— Start —

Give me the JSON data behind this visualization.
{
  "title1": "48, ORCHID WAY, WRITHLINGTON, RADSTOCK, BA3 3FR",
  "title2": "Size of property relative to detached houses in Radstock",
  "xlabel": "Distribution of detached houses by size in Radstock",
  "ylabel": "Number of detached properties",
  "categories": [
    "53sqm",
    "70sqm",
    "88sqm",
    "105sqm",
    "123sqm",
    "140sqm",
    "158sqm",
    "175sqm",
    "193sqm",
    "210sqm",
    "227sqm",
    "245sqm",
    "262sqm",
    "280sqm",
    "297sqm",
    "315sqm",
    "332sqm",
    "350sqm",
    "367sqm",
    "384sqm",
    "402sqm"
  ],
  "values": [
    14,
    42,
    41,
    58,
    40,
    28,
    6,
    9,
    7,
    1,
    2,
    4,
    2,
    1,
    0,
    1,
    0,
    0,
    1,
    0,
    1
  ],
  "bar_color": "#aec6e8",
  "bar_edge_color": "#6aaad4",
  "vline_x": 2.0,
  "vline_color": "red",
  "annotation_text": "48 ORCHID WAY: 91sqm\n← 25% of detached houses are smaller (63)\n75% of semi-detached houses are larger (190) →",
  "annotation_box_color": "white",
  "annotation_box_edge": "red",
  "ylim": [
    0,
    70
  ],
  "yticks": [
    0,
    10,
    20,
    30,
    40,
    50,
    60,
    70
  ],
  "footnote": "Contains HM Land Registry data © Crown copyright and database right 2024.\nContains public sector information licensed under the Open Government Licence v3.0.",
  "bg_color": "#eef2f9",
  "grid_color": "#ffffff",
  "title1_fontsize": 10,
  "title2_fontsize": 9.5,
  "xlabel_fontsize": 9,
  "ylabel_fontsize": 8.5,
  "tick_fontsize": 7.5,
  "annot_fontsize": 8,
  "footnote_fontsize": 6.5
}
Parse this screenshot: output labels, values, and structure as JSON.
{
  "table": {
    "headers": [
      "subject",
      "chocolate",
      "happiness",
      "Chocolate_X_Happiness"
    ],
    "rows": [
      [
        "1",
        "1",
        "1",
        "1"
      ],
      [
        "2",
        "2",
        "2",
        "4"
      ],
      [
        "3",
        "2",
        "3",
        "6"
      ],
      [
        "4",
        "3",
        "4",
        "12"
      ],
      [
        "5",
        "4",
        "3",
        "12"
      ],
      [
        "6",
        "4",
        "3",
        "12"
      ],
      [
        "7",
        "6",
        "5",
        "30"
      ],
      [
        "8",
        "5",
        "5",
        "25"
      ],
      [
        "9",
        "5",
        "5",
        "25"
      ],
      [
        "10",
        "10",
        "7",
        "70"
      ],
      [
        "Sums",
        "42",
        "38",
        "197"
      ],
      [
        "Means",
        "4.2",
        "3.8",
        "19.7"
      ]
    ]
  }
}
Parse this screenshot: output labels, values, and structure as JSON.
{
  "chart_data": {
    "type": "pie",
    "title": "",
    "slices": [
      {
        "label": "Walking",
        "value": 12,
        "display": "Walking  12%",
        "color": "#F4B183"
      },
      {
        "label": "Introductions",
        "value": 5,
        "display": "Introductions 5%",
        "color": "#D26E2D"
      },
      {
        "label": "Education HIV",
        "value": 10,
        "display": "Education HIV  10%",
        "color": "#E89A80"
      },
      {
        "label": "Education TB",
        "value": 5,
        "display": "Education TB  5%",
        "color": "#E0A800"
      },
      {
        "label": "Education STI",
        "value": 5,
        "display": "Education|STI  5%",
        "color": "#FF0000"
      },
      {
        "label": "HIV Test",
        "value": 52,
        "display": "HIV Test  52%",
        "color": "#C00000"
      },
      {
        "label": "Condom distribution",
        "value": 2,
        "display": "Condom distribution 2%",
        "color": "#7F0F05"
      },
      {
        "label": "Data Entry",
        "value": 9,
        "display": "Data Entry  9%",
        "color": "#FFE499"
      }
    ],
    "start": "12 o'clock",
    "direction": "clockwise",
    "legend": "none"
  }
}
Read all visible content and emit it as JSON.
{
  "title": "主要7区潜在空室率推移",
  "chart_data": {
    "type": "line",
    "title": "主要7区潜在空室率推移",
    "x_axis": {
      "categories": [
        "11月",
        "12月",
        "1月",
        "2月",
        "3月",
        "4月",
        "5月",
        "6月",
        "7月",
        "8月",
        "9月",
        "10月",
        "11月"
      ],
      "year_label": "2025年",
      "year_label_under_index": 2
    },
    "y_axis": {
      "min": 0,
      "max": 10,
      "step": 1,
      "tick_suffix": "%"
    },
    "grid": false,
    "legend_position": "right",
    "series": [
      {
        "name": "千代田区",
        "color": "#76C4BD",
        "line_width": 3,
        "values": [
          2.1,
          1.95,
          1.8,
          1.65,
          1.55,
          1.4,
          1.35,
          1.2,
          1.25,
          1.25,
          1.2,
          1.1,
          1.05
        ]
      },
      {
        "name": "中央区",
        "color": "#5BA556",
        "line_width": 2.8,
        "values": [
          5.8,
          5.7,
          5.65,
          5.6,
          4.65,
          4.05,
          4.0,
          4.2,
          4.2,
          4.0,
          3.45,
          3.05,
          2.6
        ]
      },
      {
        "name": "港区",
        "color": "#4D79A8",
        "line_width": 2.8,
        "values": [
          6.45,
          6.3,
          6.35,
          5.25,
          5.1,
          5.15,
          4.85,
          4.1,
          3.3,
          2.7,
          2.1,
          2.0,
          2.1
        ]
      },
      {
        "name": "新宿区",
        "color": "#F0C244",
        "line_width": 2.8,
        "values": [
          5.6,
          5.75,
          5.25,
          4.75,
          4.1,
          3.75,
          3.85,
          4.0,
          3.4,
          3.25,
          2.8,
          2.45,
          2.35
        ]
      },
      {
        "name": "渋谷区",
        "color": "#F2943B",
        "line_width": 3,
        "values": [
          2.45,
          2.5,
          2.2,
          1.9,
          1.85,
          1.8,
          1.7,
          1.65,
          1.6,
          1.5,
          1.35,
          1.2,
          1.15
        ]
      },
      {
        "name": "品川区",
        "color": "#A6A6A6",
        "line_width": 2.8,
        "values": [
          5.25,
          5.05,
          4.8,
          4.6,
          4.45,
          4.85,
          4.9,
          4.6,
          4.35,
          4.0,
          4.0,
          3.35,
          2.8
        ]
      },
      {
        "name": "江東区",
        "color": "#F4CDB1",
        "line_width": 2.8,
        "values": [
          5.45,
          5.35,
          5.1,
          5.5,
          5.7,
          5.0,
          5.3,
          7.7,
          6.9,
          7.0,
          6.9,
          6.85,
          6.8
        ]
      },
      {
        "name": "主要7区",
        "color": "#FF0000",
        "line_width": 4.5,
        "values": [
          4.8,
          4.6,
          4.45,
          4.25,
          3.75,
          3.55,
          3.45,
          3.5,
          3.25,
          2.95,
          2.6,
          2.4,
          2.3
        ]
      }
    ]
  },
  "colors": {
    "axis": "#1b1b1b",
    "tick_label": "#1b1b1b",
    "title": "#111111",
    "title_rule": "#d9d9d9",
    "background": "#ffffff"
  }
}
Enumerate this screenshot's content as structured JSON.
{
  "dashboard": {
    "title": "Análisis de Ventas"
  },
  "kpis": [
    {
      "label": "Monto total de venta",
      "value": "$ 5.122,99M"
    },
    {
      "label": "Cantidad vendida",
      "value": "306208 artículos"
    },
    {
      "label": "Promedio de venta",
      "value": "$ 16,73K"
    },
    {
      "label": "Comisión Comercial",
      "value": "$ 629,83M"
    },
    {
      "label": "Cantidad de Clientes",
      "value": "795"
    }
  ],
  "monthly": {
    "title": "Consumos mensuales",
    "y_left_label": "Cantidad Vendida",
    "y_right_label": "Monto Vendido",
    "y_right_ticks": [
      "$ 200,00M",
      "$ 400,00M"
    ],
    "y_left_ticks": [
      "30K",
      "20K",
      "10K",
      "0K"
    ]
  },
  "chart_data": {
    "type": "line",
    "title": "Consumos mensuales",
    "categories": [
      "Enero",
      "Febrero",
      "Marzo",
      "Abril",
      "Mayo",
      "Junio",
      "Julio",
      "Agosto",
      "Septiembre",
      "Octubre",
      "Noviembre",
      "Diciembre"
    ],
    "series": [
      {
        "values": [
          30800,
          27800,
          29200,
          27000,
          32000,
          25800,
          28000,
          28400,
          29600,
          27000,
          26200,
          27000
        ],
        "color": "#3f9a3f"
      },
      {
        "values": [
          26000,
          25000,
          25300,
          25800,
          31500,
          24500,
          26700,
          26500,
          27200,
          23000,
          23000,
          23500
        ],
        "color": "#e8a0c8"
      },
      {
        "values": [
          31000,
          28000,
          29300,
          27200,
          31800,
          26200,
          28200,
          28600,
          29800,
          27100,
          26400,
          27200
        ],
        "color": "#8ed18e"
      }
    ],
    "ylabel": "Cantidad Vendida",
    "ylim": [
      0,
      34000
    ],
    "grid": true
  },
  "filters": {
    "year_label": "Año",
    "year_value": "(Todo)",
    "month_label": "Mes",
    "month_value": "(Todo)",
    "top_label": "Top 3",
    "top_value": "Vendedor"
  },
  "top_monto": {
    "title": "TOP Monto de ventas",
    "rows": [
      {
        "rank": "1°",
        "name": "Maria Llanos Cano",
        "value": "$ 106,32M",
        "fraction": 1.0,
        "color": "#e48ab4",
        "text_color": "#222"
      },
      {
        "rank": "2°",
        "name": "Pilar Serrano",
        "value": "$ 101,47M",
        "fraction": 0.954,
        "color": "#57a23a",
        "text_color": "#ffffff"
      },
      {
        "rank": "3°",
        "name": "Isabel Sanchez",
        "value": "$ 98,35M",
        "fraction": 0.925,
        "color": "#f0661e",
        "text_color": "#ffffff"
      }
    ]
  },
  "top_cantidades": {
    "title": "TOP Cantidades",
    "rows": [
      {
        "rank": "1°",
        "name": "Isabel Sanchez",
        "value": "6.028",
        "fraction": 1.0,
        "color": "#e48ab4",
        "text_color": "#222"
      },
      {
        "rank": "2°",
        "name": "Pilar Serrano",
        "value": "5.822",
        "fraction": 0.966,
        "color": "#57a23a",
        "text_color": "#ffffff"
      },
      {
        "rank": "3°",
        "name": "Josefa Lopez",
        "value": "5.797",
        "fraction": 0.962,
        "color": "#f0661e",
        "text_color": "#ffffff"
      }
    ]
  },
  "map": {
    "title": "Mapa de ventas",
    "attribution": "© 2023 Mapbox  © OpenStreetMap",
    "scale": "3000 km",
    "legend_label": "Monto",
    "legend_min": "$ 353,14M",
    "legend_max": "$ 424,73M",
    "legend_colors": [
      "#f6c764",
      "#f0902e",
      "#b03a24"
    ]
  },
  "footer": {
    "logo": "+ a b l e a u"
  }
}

— End —

EXERCISE PROMPT: Pick out and copy every line that contains the word "Entry".

EXPECTED ANSWER:
        "label": "Data Entry",
        "display": "Data Entry  9%",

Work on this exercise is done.